### REQUEST
Find each line containing the string "type" and return it.

### EXERCISE DATA
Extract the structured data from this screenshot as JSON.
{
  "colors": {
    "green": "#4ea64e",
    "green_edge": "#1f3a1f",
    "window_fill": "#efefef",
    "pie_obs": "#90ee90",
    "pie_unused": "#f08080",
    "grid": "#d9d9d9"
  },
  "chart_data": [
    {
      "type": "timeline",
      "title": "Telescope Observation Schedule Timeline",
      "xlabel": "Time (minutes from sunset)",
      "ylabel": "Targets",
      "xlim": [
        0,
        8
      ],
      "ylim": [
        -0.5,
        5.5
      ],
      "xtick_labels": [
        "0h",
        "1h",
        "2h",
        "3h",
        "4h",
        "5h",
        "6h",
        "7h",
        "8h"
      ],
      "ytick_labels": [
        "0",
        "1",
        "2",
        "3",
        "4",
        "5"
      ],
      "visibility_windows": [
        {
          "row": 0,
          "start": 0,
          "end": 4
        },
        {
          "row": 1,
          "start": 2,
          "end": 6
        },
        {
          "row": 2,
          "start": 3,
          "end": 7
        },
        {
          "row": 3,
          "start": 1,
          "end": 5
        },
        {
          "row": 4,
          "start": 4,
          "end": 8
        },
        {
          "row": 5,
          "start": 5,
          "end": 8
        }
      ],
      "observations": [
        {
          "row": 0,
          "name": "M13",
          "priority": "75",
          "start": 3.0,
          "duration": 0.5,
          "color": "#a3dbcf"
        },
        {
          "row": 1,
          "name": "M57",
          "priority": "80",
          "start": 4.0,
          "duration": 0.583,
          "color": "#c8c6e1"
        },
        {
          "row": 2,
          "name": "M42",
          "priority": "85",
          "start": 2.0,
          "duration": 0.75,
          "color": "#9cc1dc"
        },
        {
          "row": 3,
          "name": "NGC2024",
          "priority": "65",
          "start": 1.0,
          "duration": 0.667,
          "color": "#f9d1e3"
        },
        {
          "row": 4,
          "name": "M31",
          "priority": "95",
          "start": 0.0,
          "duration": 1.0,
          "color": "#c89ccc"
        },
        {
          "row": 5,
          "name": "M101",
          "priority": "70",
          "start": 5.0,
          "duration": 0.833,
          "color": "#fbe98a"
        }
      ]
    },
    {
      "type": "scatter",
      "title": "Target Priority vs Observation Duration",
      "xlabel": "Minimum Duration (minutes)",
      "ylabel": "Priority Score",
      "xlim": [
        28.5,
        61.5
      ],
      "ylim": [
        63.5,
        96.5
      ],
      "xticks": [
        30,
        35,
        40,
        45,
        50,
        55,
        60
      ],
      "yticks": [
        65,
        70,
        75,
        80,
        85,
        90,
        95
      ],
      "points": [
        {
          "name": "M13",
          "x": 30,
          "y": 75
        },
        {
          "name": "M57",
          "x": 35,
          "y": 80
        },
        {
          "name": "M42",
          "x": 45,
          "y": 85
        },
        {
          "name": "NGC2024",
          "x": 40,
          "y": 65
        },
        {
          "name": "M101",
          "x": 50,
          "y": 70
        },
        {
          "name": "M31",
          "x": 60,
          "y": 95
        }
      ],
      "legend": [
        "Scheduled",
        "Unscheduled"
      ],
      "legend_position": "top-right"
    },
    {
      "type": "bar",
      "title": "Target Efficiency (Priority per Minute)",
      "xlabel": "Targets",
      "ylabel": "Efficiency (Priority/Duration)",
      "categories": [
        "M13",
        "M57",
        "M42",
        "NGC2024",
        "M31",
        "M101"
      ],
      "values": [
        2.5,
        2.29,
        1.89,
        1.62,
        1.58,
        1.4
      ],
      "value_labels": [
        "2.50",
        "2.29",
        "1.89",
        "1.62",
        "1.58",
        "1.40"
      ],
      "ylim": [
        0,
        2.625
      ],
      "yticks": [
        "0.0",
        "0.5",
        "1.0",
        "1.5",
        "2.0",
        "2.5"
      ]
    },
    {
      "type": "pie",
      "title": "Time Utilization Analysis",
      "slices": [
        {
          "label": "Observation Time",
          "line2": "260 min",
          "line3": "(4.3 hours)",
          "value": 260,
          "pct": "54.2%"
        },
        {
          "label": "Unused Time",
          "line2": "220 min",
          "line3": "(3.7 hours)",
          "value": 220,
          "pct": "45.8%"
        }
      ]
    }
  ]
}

### WRITTEN REPLY
      "type": "timeline",
      "type": "scatter",
      "type": "bar",
      "type": "pie",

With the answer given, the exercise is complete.